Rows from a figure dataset
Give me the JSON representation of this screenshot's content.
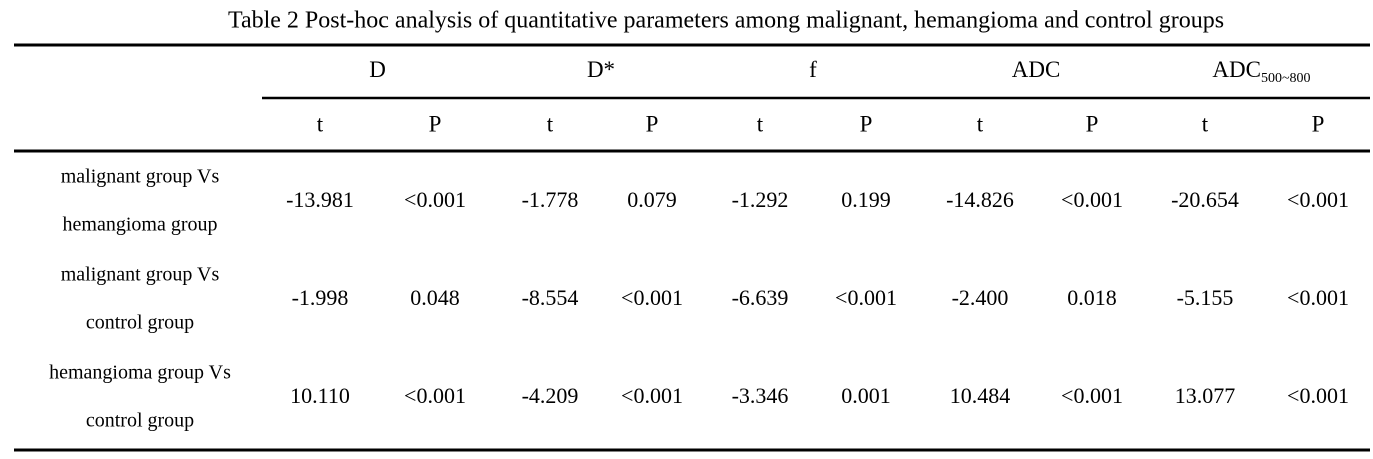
{
  "title": "Table 2 Post-hoc analysis of quantitative parameters among malignant, hemangioma and control groups",
  "table": {
    "groups": [
      {
        "label": "D"
      },
      {
        "label": "D*"
      },
      {
        "label": "f"
      },
      {
        "label": "ADC"
      },
      {
        "label": "ADC",
        "subscript": "500~800"
      }
    ],
    "subheaders": [
      "t",
      "P",
      "t",
      "P",
      "t",
      "P",
      "t",
      "P",
      "t",
      "P"
    ],
    "rows": [
      {
        "label": [
          "malignant group    Vs",
          "hemangioma group"
        ],
        "cells": [
          "-13.981",
          "<0.001",
          "-1.778",
          "0.079",
          "-1.292",
          "0.199",
          "-14.826",
          "<0.001",
          "-20.654",
          "<0.001"
        ]
      },
      {
        "label": [
          "malignant group Vs",
          "control group"
        ],
        "cells": [
          "-1.998",
          "0.048",
          "-8.554",
          "<0.001",
          "-6.639",
          "<0.001",
          "-2.400",
          "0.018",
          "-5.155",
          "<0.001"
        ]
      },
      {
        "label": [
          "hemangioma group Vs",
          "control group"
        ],
        "cells": [
          "10.110",
          "<0.001",
          "-4.209",
          "<0.001",
          "-3.346",
          "0.001",
          "10.484",
          "<0.001",
          "13.077",
          "<0.001"
        ]
      }
    ]
  }
}
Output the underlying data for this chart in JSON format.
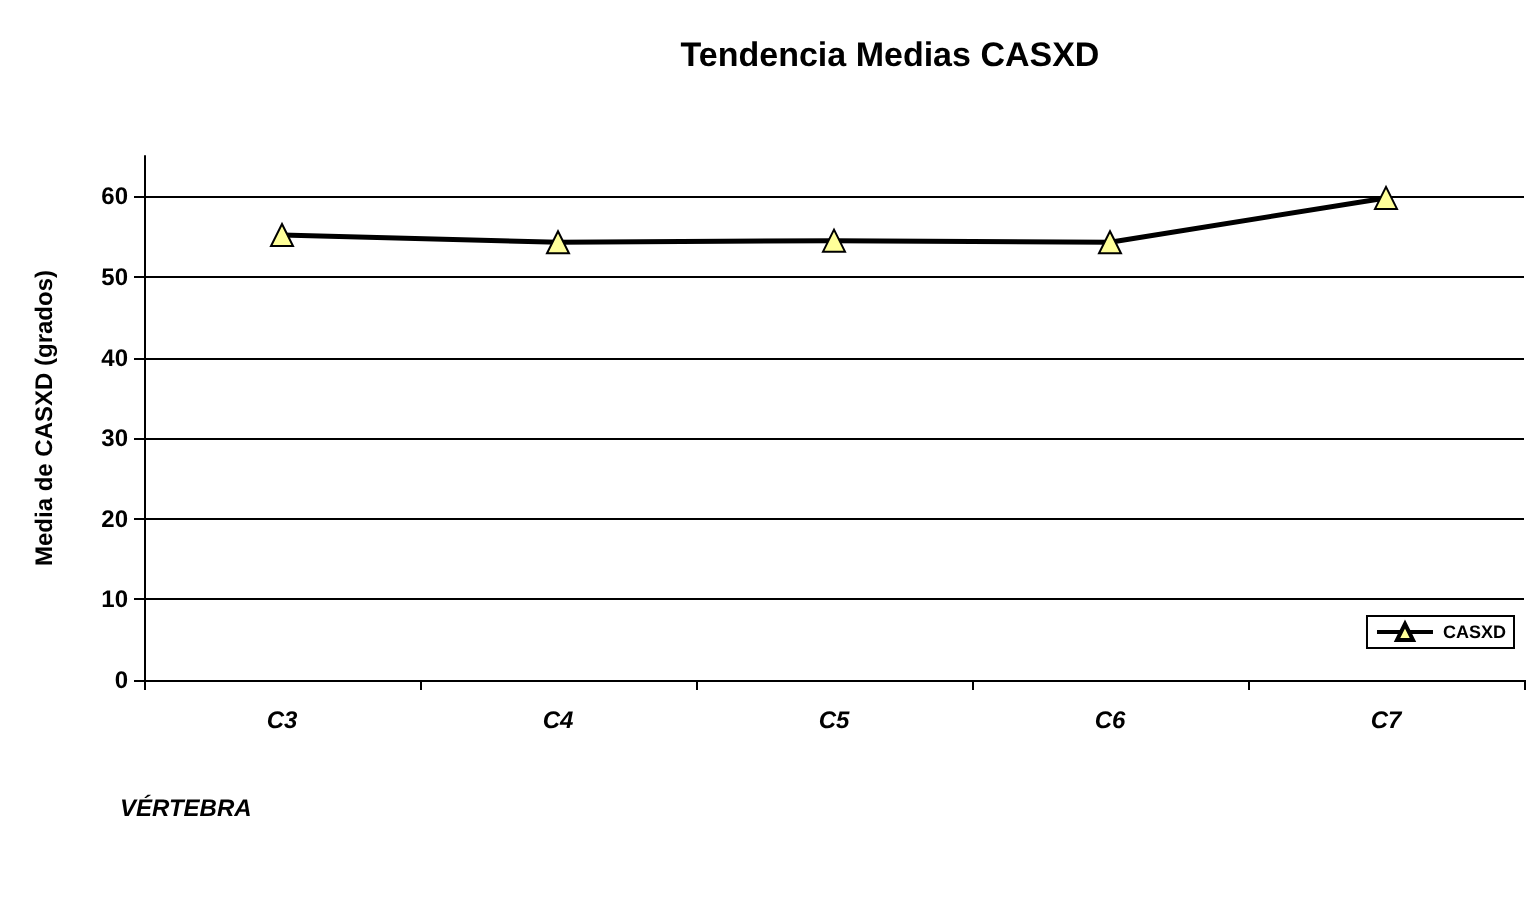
{
  "chart_data": {
    "type": "line",
    "title": "Tendencia Medias CASXD",
    "xlabel": "VÉRTEBRA",
    "ylabel": "Media de CASXD (grados)",
    "categories": [
      "C3",
      "C4",
      "C5",
      "C6",
      "C7"
    ],
    "series": [
      {
        "name": "CASXD",
        "color": "#000000",
        "values": [
          55.2,
          54.3,
          54.5,
          54.3,
          59.8
        ]
      }
    ],
    "ylim": [
      0,
      65
    ],
    "yticks": [
      0,
      10,
      20,
      30,
      40,
      50,
      60
    ],
    "grid": "y",
    "legend": "right",
    "marker": "triangle",
    "line_style": "solid"
  }
}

GOAL :: Count every line in the entries above where the word "JSON" appears; respond with the number alone.

OUTPUT OF THE TASK :: 2